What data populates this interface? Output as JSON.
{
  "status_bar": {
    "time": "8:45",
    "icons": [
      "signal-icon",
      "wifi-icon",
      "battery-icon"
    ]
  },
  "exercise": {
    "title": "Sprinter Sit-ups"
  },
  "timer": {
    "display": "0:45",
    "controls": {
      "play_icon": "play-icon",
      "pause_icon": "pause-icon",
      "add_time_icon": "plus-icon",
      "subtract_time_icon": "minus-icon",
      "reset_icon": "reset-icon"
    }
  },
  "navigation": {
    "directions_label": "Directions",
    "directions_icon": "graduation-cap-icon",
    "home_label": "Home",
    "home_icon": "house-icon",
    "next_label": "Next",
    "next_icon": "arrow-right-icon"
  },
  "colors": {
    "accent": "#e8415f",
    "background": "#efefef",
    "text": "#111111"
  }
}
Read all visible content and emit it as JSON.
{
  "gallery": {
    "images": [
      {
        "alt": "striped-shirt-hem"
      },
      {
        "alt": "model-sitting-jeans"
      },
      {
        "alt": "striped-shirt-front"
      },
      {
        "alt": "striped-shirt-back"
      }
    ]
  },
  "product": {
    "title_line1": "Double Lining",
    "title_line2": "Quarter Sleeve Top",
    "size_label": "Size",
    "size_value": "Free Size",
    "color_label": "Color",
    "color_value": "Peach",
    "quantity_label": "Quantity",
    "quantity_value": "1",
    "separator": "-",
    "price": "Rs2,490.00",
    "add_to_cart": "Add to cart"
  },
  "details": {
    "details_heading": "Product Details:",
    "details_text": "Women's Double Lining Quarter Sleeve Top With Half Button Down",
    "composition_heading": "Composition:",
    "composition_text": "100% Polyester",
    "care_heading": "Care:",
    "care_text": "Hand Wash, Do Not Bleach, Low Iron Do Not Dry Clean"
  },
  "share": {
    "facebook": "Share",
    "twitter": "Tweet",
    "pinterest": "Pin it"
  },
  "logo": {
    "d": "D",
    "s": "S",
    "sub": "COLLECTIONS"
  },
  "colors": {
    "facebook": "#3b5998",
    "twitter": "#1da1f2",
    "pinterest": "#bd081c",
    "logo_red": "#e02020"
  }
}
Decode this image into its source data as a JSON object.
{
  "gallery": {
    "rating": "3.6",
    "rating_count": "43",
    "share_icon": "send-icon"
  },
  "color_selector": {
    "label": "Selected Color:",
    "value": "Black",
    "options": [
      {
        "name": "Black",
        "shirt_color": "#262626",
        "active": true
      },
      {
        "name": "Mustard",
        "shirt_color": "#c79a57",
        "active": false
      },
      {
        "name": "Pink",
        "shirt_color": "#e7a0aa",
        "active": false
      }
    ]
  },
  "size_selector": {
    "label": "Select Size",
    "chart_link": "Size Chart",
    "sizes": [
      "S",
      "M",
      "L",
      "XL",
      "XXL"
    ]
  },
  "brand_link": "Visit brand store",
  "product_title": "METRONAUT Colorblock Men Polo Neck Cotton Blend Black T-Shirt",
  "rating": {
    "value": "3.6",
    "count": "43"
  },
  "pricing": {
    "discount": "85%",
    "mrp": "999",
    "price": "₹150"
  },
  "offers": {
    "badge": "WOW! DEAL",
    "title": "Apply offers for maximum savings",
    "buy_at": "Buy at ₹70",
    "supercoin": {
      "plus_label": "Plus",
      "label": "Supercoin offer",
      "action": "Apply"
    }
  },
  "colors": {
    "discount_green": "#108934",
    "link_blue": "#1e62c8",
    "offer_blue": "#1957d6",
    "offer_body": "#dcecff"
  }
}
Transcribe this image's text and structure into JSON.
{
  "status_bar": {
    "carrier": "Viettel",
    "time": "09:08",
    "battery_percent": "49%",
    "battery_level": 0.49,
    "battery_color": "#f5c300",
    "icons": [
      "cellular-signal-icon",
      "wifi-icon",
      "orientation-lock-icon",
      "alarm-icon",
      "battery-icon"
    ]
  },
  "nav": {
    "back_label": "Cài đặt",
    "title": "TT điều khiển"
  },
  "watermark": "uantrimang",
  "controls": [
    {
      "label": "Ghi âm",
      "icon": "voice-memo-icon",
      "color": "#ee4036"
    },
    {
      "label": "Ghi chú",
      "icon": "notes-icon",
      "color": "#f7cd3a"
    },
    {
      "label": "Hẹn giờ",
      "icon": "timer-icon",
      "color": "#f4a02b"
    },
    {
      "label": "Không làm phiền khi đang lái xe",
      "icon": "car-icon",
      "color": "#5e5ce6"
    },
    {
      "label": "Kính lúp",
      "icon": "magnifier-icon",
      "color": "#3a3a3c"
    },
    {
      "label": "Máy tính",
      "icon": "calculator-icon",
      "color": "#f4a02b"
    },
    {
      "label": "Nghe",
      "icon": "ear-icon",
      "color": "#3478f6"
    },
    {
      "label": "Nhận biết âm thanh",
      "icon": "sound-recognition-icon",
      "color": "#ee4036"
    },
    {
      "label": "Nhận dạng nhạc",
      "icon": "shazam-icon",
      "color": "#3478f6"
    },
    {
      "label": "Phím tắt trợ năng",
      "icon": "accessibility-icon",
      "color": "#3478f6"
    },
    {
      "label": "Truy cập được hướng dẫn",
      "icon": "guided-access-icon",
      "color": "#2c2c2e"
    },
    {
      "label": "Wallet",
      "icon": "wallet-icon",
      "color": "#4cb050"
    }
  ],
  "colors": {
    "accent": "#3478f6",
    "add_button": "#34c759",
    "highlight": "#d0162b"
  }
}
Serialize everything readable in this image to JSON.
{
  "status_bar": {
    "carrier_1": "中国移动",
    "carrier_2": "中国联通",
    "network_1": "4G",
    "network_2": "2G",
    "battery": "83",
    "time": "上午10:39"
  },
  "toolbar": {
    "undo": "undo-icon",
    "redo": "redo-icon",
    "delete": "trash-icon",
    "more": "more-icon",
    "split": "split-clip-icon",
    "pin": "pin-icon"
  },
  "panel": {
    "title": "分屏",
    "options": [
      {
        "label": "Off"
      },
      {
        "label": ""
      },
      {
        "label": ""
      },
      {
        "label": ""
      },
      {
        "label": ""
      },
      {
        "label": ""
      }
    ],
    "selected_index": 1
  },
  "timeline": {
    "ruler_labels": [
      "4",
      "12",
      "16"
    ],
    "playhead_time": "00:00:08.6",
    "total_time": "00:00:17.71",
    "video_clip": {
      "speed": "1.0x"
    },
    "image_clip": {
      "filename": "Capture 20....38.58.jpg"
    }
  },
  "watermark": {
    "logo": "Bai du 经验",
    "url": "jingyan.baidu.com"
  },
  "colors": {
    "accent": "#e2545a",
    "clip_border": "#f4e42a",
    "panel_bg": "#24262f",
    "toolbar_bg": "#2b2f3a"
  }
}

==*==

Exercise instructions - Extract the complete listing above, reproducing each line exactly.

Result -
What data populates this interface? Output as JSON.
{
  "status_bar": {
    "time": "8:45",
    "icons": [
      "signal-icon",
      "wifi-icon",
      "battery-icon"
    ]
  },
  "exercise": {
    "title": "Sprinter Sit-ups"
  },
  "timer": {
    "display": "0:45",
    "controls": {
      "play_icon": "play-icon",
      "pause_icon": "pause-icon",
      "add_time_icon": "plus-icon",
      "subtract_time_icon": "minus-icon",
      "reset_icon": "reset-icon"
    }
  },
  "navigation": {
    "directions_label": "Directions",
    "directions_icon": "graduation-cap-icon",
    "home_label": "Home",
    "home_icon": "house-icon",
    "next_label": "Next",
    "next_icon": "arrow-right-icon"
  },
  "colors": {
    "accent": "#e8415f",
    "background": "#efefef",
    "text": "#111111"
  }
}
Read all visible content and emit it as JSON.
{
  "gallery": {
    "images": [
      {
        "alt": "striped-shirt-hem"
      },
      {
        "alt": "model-sitting-jeans"
      },
      {
        "alt": "striped-shirt-front"
      },
      {
        "alt": "striped-shirt-back"
      }
    ]
  },
  "product": {
    "title_line1": "Double Lining",
    "title_line2": "Quarter Sleeve Top",
    "size_label": "Size",
    "size_value": "Free Size",
    "color_label": "Color",
    "color_value": "Peach",
    "quantity_label": "Quantity",
    "quantity_value": "1",
    "separator": "-",
    "price": "Rs2,490.00",
    "add_to_cart": "Add to cart"
  },
  "details": {
    "details_heading": "Product Details:",
    "details_text": "Women's Double Lining Quarter Sleeve Top With Half Button Down",
    "composition_heading": "Composition:",
    "composition_text": "100% Polyester",
    "care_heading": "Care:",
    "care_text": "Hand Wash, Do Not Bleach, Low Iron Do Not Dry Clean"
  },
  "share": {
    "facebook": "Share",
    "twitter": "Tweet",
    "pinterest": "Pin it"
  },
  "logo": {
    "d": "D",
    "s": "S",
    "sub": "COLLECTIONS"
  },
  "colors": {
    "facebook": "#3b5998",
    "twitter": "#1da1f2",
    "pinterest": "#bd081c",
    "logo_red": "#e02020"
  }
}
Decode this image into its source data as a JSON object.
{
  "gallery": {
    "rating": "3.6",
    "rating_count": "43",
    "share_icon": "send-icon"
  },
  "color_selector": {
    "label": "Selected Color:",
    "value": "Black",
    "options": [
      {
        "name": "Black",
        "shirt_color": "#262626",
        "active": true
      },
      {
        "name": "Mustard",
        "shirt_color": "#c79a57",
        "active": false
      },
      {
        "name": "Pink",
        "shirt_color": "#e7a0aa",
        "active": false
      }
    ]
  },
  "size_selector": {
    "label": "Select Size",
    "chart_link": "Size Chart",
    "sizes": [
      "S",
      "M",
      "L",
      "XL",
      "XXL"
    ]
  },
  "brand_link": "Visit brand store",
  "product_title": "METRONAUT Colorblock Men Polo Neck Cotton Blend Black T-Shirt",
  "rating": {
    "value": "3.6",
    "count": "43"
  },
  "pricing": {
    "discount": "85%",
    "mrp": "999",
    "price": "₹150"
  },
  "offers": {
    "badge": "WOW! DEAL",
    "title": "Apply offers for maximum savings",
    "buy_at": "Buy at ₹70",
    "supercoin": {
      "plus_label": "Plus",
      "label": "Supercoin offer",
      "action": "Apply"
    }
  },
  "colors": {
    "discount_green": "#108934",
    "link_blue": "#1e62c8",
    "offer_blue": "#1957d6",
    "offer_body": "#dcecff"
  }
}
Transcribe this image's text and structure into JSON.
{
  "status_bar": {
    "carrier": "Viettel",
    "time": "09:08",
    "battery_percent": "49%",
    "battery_level": 0.49,
    "battery_color": "#f5c300",
    "icons": [
      "cellular-signal-icon",
      "wifi-icon",
      "orientation-lock-icon",
      "alarm-icon",
      "battery-icon"
    ]
  },
  "nav": {
    "back_label": "Cài đặt",
    "title": "TT điều khiển"
  },
  "watermark": "uantrimang",
  "controls": [
    {
      "label": "Ghi âm",
      "icon": "voice-memo-icon",
      "color": "#ee4036"
    },
    {
      "label": "Ghi chú",
      "icon": "notes-icon",
      "color": "#f7cd3a"
    },
    {
      "label": "Hẹn giờ",
      "icon": "timer-icon",
      "color": "#f4a02b"
    },
    {
      "label": "Không làm phiền khi đang lái xe",
      "icon": "car-icon",
      "color": "#5e5ce6"
    },
    {
      "label": "Kính lúp",
      "icon": "magnifier-icon",
      "color": "#3a3a3c"
    },
    {
      "label": "Máy tính",
      "icon": "calculator-icon",
      "color": "#f4a02b"
    },
    {
      "label": "Nghe",
      "icon": "ear-icon",
      "color": "#3478f6"
    },
    {
      "label": "Nhận biết âm thanh",
      "icon": "sound-recognition-icon",
      "color": "#ee4036"
    },
    {
      "label": "Nhận dạng nhạc",
      "icon": "shazam-icon",
      "color": "#3478f6"
    },
    {
      "label": "Phím tắt trợ năng",
      "icon": "accessibility-icon",
      "color": "#3478f6"
    },
    {
      "label": "Truy cập được hướng dẫn",
      "icon": "guided-access-icon",
      "color": "#2c2c2e"
    },
    {
      "label": "Wallet",
      "icon": "wallet-icon",
      "color": "#4cb050"
    }
  ],
  "colors": {
    "accent": "#3478f6",
    "add_button": "#34c759",
    "highlight": "#d0162b"
  }
}
Serialize everything readable in this image to JSON.
{
  "status_bar": {
    "carrier_1": "中国移动",
    "carrier_2": "中国联通",
    "network_1": "4G",
    "network_2": "2G",
    "battery": "83",
    "time": "上午10:39"
  },
  "toolbar": {
    "undo": "undo-icon",
    "redo": "redo-icon",
    "delete": "trash-icon",
    "more": "more-icon",
    "split": "split-clip-icon",
    "pin": "pin-icon"
  },
  "panel": {
    "title": "分屏",
    "options": [
      {
        "label": "Off"
      },
      {
        "label": ""
      },
      {
        "label": ""
      },
      {
        "label": ""
      },
      {
        "label": ""
      },
      {
        "label": ""
      }
    ],
    "selected_index": 1
  },
  "timeline": {
    "ruler_labels": [
      "4",
      "12",
      "16"
    ],
    "playhead_time": "00:00:08.6",
    "total_time": "00:00:17.71",
    "video_clip": {
      "speed": "1.0x"
    },
    "image_clip": {
      "filename": "Capture 20....38.58.jpg"
    }
  },
  "watermark": {
    "logo": "Bai du 经验",
    "url": "jingyan.baidu.com"
  },
  "colors": {
    "accent": "#e2545a",
    "clip_border": "#f4e42a",
    "panel_bg": "#24262f",
    "toolbar_bg": "#2b2f3a"
  }
}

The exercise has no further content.